**Challenge:** Send back the records in full, character for character.
━━ Listed entries
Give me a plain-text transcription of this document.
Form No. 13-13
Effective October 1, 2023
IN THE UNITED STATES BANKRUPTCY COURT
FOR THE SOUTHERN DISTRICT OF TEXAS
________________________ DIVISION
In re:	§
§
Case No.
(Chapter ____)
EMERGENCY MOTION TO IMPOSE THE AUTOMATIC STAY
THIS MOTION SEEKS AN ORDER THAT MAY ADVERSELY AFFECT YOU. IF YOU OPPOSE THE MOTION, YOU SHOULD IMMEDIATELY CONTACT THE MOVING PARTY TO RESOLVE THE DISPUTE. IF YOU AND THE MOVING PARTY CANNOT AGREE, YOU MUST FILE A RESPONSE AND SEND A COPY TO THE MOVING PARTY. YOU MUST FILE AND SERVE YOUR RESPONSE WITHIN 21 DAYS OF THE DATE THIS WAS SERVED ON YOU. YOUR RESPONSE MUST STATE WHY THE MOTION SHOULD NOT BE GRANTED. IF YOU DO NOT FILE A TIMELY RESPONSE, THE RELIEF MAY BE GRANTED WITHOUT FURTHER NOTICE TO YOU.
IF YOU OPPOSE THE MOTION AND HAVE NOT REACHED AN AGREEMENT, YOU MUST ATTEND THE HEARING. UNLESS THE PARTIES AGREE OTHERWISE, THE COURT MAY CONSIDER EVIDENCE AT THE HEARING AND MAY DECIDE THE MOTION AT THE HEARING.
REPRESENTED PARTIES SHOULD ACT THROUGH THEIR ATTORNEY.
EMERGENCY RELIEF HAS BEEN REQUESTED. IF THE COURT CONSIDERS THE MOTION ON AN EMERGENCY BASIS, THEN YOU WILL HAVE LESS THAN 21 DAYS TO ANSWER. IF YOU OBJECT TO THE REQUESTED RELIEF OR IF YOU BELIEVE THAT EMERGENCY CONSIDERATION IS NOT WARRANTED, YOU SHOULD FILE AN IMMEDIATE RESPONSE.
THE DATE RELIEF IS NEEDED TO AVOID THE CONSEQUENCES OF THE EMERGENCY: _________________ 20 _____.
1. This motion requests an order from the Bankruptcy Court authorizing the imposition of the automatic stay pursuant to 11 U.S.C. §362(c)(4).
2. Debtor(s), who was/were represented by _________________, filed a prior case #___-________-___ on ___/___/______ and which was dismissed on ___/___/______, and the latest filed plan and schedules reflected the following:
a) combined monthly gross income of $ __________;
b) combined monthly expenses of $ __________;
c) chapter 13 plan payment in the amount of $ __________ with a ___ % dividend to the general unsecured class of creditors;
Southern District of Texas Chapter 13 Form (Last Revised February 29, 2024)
━━━━
**Response to this task:**
Give me a plain-text transcription of this document.
Form No. 13-13
Effective October 1, 2023
IN THE UNITED STATES BANKRUPTCY COURT
FOR THE SOUTHERN DISTRICT OF TEXAS
________________________ DIVISION
In re:	§
§
Case No.
(Chapter ____)
EMERGENCY MOTION TO IMPOSE THE AUTOMATIC STAY
THIS MOTION SEEKS AN ORDER THAT MAY ADVERSELY AFFECT YOU. IF YOU OPPOSE THE MOTION, YOU SHOULD IMMEDIATELY CONTACT THE MOVING PARTY TO RESOLVE THE DISPUTE. IF YOU AND THE MOVING PARTY CANNOT AGREE, YOU MUST FILE A RESPONSE AND SEND A COPY TO THE MOVING PARTY. YOU MUST FILE AND SERVE YOUR RESPONSE WITHIN 21 DAYS OF THE DATE THIS WAS SERVED ON YOU. YOUR RESPONSE MUST STATE WHY THE MOTION SHOULD NOT BE GRANTED. IF YOU DO NOT FILE A TIMELY RESPONSE, THE RELIEF MAY BE GRANTED WITHOUT FURTHER NOTICE TO YOU.
IF YOU OPPOSE THE MOTION AND HAVE NOT REACHED AN AGREEMENT, YOU MUST ATTEND THE HEARING. UNLESS THE PARTIES AGREE OTHERWISE, THE COURT MAY CONSIDER EVIDENCE AT THE HEARING AND MAY DECIDE THE MOTION AT THE HEARING.
REPRESENTED PARTIES SHOULD ACT THROUGH THEIR ATTORNEY.
EMERGENCY RELIEF HAS BEEN REQUESTED. IF THE COURT CONSIDERS THE MOTION ON AN EMERGENCY BASIS, THEN YOU WILL HAVE LESS THAN 21 DAYS TO ANSWER. IF YOU OBJECT TO THE REQUESTED RELIEF OR IF YOU BELIEVE THAT EMERGENCY CONSIDERATION IS NOT WARRANTED, YOU SHOULD FILE AN IMMEDIATE RESPONSE.
THE DATE RELIEF IS NEEDED TO AVOID THE CONSEQUENCES OF THE EMERGENCY: _________________ 20 _____.
1. This motion requests an order from the Bankruptcy Court authorizing the imposition of the automatic stay pursuant to 11 U.S.C. §362(c)(4).
2. Debtor(s), who was/were represented by _________________, filed a prior case #___-________-___ on ___/___/______ and which was dismissed on ___/___/______, and the latest filed plan and schedules reflected the following:
a) combined monthly gross income of $ __________;
b) combined monthly expenses of $ __________;
c) chapter 13 plan payment in the amount of $ __________ with a ___ % dividend to the general unsecured class of creditors;
Southern District of Texas Chapter 13 Form (Last Revised February 29, 2024)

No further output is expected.